Figure contents as structured data
[Start]

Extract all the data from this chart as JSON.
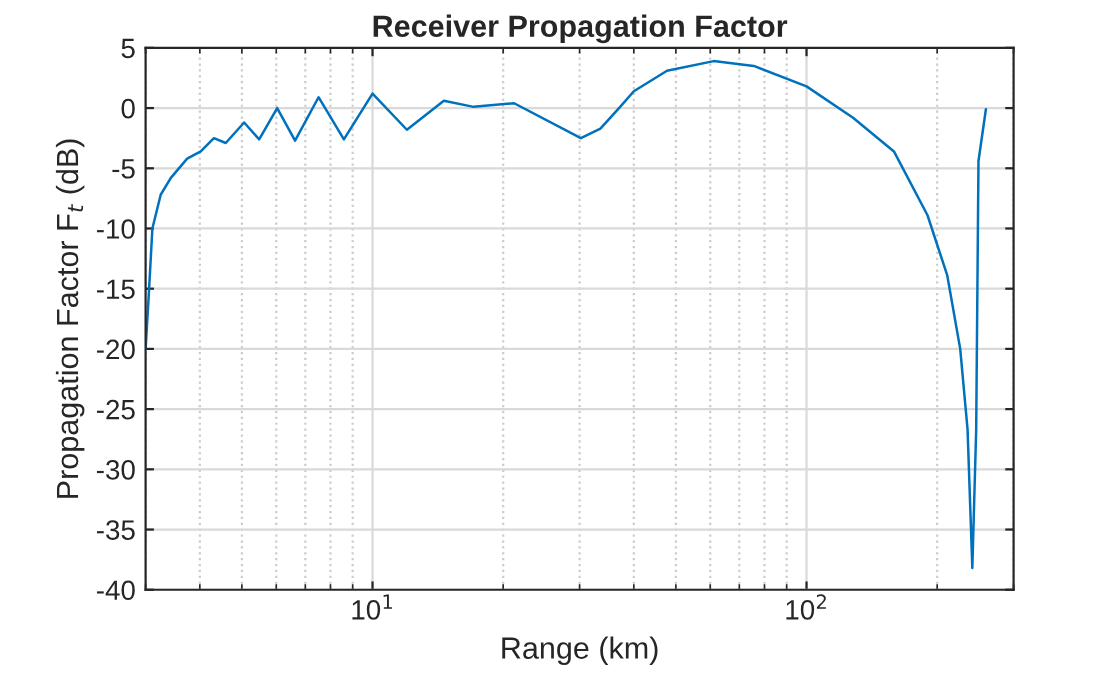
{
  "chart_data": {
    "type": "line",
    "title": "Receiver Propagation Factor",
    "xlabel": "Range (km)",
    "ylabel": "Propagation Factor F$_{t}$ (dB)",
    "log": "x",
    "grid": true,
    "marker": "none",
    "line_style": "solid",
    "xlim": [
      3,
      300
    ],
    "ylim": [
      -40,
      5
    ],
    "xticks": [
      {
        "value": 3,
        "label": null
      },
      {
        "value": 4,
        "label": null
      },
      {
        "value": 5,
        "label": null
      },
      {
        "value": 6,
        "label": null
      },
      {
        "value": 7,
        "label": null
      },
      {
        "value": 8,
        "label": null
      },
      {
        "value": 9,
        "label": null
      },
      {
        "value": 10,
        "label": "10$^{1}$"
      },
      {
        "value": 20,
        "label": null
      },
      {
        "value": 30,
        "label": null
      },
      {
        "value": 40,
        "label": null
      },
      {
        "value": 50,
        "label": null
      },
      {
        "value": 60,
        "label": null
      },
      {
        "value": 70,
        "label": null
      },
      {
        "value": 80,
        "label": null
      },
      {
        "value": 90,
        "label": null
      },
      {
        "value": 100,
        "label": "10$^{2}$"
      },
      {
        "value": 200,
        "label": null
      },
      {
        "value": 300,
        "label": null
      }
    ],
    "yticks": [
      5,
      0,
      -5,
      -10,
      -15,
      -20,
      -25,
      -30,
      -35,
      -40
    ],
    "series": [
      {
        "color": "#0072bd",
        "x": [
          3.0,
          3.05,
          3.11,
          3.25,
          3.43,
          3.74,
          4.02,
          4.31,
          4.59,
          5.06,
          5.48,
          6.03,
          6.63,
          7.51,
          8.59,
          10,
          12.0,
          14.6,
          17.1,
          21.2,
          30.2,
          33.5,
          37.2,
          40,
          47.7,
          61.1,
          75.6,
          100,
          128,
          159,
          190,
          211,
          226,
          235,
          241,
          246,
          249,
          259
        ],
        "values": [
          -20,
          -15.6,
          -10,
          -7.2,
          -5.8,
          -4.2,
          -3.6,
          -2.5,
          -2.9,
          -1.2,
          -2.6,
          0,
          -2.7,
          0.9,
          -2.6,
          1.2,
          -1.8,
          0.6,
          0.1,
          0.4,
          -2.5,
          -1.7,
          0.1,
          1.4,
          3.1,
          3.9,
          3.5,
          1.8,
          -0.8,
          -3.6,
          -8.9,
          -13.9,
          -20,
          -26.7,
          -38.2,
          -26.7,
          -4.4,
          -0.1
        ]
      }
    ]
  }
}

[End]

EXERCISE BRIEF: State how many lines include the string "Propagation". Give no other information.

TASK RESPONSE: 2